▸ Exercise details
How many lines of these records hold the string "within"? Reply with the number alone.

»»

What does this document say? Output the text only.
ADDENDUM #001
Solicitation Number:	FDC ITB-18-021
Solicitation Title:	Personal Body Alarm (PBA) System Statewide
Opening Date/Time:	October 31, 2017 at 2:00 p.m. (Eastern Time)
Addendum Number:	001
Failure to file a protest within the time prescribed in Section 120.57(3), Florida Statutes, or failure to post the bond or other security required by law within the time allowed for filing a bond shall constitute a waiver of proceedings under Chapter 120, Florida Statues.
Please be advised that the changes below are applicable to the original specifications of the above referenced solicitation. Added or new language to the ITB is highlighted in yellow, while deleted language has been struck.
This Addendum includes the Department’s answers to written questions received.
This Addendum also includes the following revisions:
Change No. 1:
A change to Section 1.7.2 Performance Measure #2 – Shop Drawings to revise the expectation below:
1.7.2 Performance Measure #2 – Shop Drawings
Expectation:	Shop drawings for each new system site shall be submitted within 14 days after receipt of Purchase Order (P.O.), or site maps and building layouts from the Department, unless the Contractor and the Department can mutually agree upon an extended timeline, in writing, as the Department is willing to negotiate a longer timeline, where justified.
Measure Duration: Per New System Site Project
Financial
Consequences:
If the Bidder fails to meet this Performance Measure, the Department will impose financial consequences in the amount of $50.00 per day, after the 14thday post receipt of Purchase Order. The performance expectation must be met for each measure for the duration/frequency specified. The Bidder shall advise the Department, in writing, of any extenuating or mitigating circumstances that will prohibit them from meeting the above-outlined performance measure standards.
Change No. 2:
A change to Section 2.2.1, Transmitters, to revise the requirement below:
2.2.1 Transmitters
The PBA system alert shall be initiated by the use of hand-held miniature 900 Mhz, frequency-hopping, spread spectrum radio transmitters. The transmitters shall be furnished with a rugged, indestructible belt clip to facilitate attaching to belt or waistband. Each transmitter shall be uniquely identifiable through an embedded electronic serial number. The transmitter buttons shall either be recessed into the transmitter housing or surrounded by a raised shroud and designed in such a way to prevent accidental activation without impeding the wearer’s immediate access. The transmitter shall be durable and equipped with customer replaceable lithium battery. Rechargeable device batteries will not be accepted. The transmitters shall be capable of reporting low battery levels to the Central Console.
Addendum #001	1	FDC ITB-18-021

««
»»

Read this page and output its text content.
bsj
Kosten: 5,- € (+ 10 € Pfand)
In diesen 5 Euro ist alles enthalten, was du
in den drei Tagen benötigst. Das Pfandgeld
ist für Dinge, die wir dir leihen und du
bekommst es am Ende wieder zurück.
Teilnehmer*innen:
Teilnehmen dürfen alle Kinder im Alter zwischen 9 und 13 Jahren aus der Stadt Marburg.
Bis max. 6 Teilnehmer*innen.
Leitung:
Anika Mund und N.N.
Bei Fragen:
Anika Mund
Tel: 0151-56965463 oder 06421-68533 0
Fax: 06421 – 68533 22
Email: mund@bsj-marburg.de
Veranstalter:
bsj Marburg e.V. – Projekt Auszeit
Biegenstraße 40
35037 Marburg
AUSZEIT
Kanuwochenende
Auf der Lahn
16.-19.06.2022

««

▸ Problem solution
2